Stored dataset items:
────────────────────────────────────────
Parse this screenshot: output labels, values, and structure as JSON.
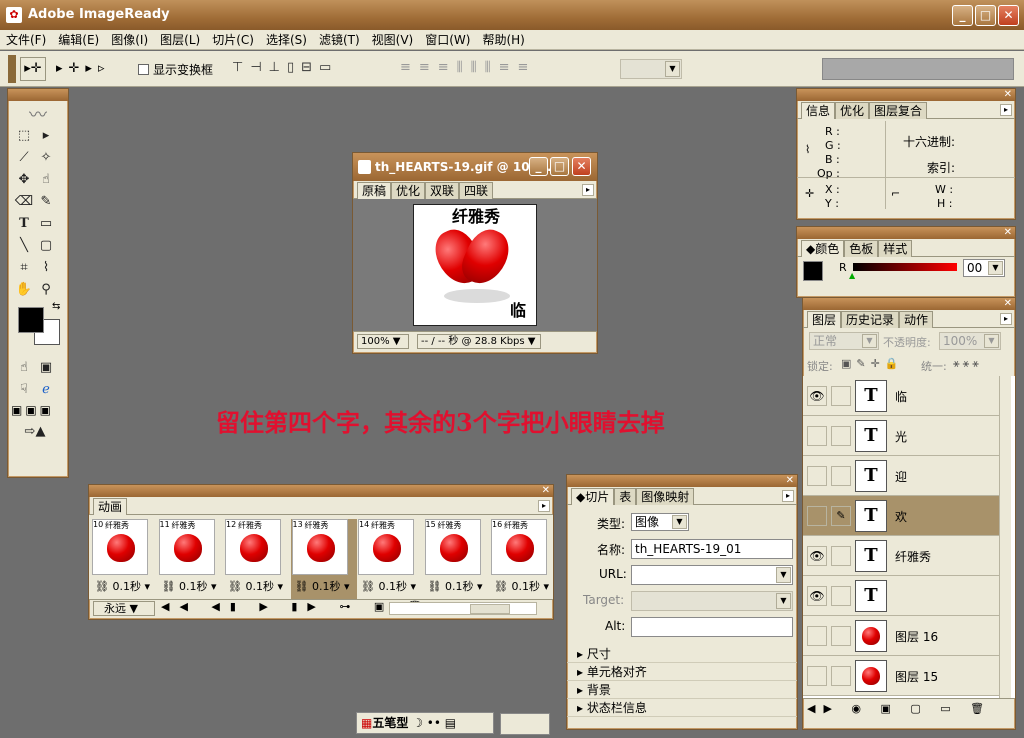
{
  "app": {
    "title": "Adobe ImageReady"
  },
  "menu": [
    "文件(F)",
    "编辑(E)",
    "图像(I)",
    "图层(L)",
    "切片(C)",
    "选择(S)",
    "滤镜(T)",
    "视图(V)",
    "窗口(W)",
    "帮助(H)"
  ],
  "optbar": {
    "show_transform": "显示变换框"
  },
  "doc": {
    "title": "th_HEARTS-19.gif @ 100...",
    "tabs": [
      "原稿",
      "优化",
      "双联",
      "四联"
    ],
    "zoom": "100%",
    "status": "-- / -- 秒 @ 28.8 Kbps",
    "img_text": "纤雅秀",
    "img_char": "临"
  },
  "annotation": "留住第四个字，其余的3个字把小眼睛去掉",
  "info": {
    "tabs": [
      "信息",
      "优化",
      "图层复合"
    ],
    "r": "R :",
    "g": "G :",
    "b": "B :",
    "op": "Op :",
    "hex": "十六进制:",
    "index": "索引:",
    "x": "X :",
    "y": "Y :",
    "w": "W :",
    "h": "H :"
  },
  "color": {
    "tabs": [
      "颜色",
      "色板",
      "样式"
    ],
    "r_label": "R",
    "value": "00"
  },
  "layers": {
    "tabs": [
      "图层",
      "历史记录",
      "动作"
    ],
    "blend": "正常",
    "opacity_label": "不透明度:",
    "opacity": "100%",
    "lock_label": "锁定:",
    "unify_label": "统一:",
    "rows": [
      {
        "name": "临",
        "thumb": "T",
        "eye": true
      },
      {
        "name": "光",
        "thumb": "T",
        "eye": false
      },
      {
        "name": "迎",
        "thumb": "T",
        "eye": false
      },
      {
        "name": "欢",
        "thumb": "T",
        "eye": false
      },
      {
        "name": "纤雅秀",
        "thumb": "T",
        "eye": true
      },
      {
        "name": "",
        "thumb": "T",
        "eye": true
      },
      {
        "name": "图层 16",
        "thumb": "",
        "eye": false
      },
      {
        "name": "图层 15",
        "thumb": "",
        "eye": false
      }
    ]
  },
  "animation": {
    "tab": "动画",
    "frames": [
      {
        "num": "10",
        "delay": "0.1秒"
      },
      {
        "num": "11",
        "delay": "0.1秒"
      },
      {
        "num": "12",
        "delay": "0.1秒"
      },
      {
        "num": "13",
        "delay": "0.1秒"
      },
      {
        "num": "14",
        "delay": "0.1秒"
      },
      {
        "num": "15",
        "delay": "0.1秒"
      },
      {
        "num": "16",
        "delay": "0.1秒"
      }
    ],
    "frame_title": "纤雅秀",
    "loop": "永远"
  },
  "slice": {
    "tabs": [
      "切片",
      "表",
      "图像映射"
    ],
    "type_label": "类型:",
    "type_value": "图像",
    "name_label": "名称:",
    "name_value": "th_HEARTS-19_01",
    "url_label": "URL:",
    "target_label": "Target:",
    "alt_label": "Alt:",
    "sections": [
      "尺寸",
      "单元格对齐",
      "背景",
      "状态栏信息"
    ]
  },
  "ime": {
    "label": "五笔型"
  }
}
────────────────────────────────────────
What to do - Exactly as written, return every line of the listing, but not the pictures.

Output below -
Parse this screenshot: output labels, values, and structure as JSON.
{
  "app": {
    "title": "Adobe ImageReady"
  },
  "menu": [
    "文件(F)",
    "编辑(E)",
    "图像(I)",
    "图层(L)",
    "切片(C)",
    "选择(S)",
    "滤镜(T)",
    "视图(V)",
    "窗口(W)",
    "帮助(H)"
  ],
  "optbar": {
    "show_transform": "显示变换框"
  },
  "doc": {
    "title": "th_HEARTS-19.gif @ 100...",
    "tabs": [
      "原稿",
      "优化",
      "双联",
      "四联"
    ],
    "zoom": "100%",
    "status": "-- / -- 秒 @ 28.8 Kbps",
    "img_text": "纤雅秀",
    "img_char": "临"
  },
  "annotation": "留住第四个字，其余的3个字把小眼睛去掉",
  "info": {
    "tabs": [
      "信息",
      "优化",
      "图层复合"
    ],
    "r": "R :",
    "g": "G :",
    "b": "B :",
    "op": "Op :",
    "hex": "十六进制:",
    "index": "索引:",
    "x": "X :",
    "y": "Y :",
    "w": "W :",
    "h": "H :"
  },
  "color": {
    "tabs": [
      "颜色",
      "色板",
      "样式"
    ],
    "r_label": "R",
    "value": "00"
  },
  "layers": {
    "tabs": [
      "图层",
      "历史记录",
      "动作"
    ],
    "blend": "正常",
    "opacity_label": "不透明度:",
    "opacity": "100%",
    "lock_label": "锁定:",
    "unify_label": "统一:",
    "rows": [
      {
        "name": "临",
        "thumb": "T",
        "eye": true
      },
      {
        "name": "光",
        "thumb": "T",
        "eye": false
      },
      {
        "name": "迎",
        "thumb": "T",
        "eye": false
      },
      {
        "name": "欢",
        "thumb": "T",
        "eye": false
      },
      {
        "name": "纤雅秀",
        "thumb": "T",
        "eye": true
      },
      {
        "name": "",
        "thumb": "T",
        "eye": true
      },
      {
        "name": "图层 16",
        "thumb": "",
        "eye": false
      },
      {
        "name": "图层 15",
        "thumb": "",
        "eye": false
      }
    ]
  },
  "animation": {
    "tab": "动画",
    "frames": [
      {
        "num": "10",
        "delay": "0.1秒"
      },
      {
        "num": "11",
        "delay": "0.1秒"
      },
      {
        "num": "12",
        "delay": "0.1秒"
      },
      {
        "num": "13",
        "delay": "0.1秒"
      },
      {
        "num": "14",
        "delay": "0.1秒"
      },
      {
        "num": "15",
        "delay": "0.1秒"
      },
      {
        "num": "16",
        "delay": "0.1秒"
      }
    ],
    "frame_title": "纤雅秀",
    "loop": "永远"
  },
  "slice": {
    "tabs": [
      "切片",
      "表",
      "图像映射"
    ],
    "type_label": "类型:",
    "type_value": "图像",
    "name_label": "名称:",
    "name_value": "th_HEARTS-19_01",
    "url_label": "URL:",
    "target_label": "Target:",
    "alt_label": "Alt:",
    "sections": [
      "尺寸",
      "单元格对齐",
      "背景",
      "状态栏信息"
    ]
  },
  "ime": {
    "label": "五笔型"
  }
}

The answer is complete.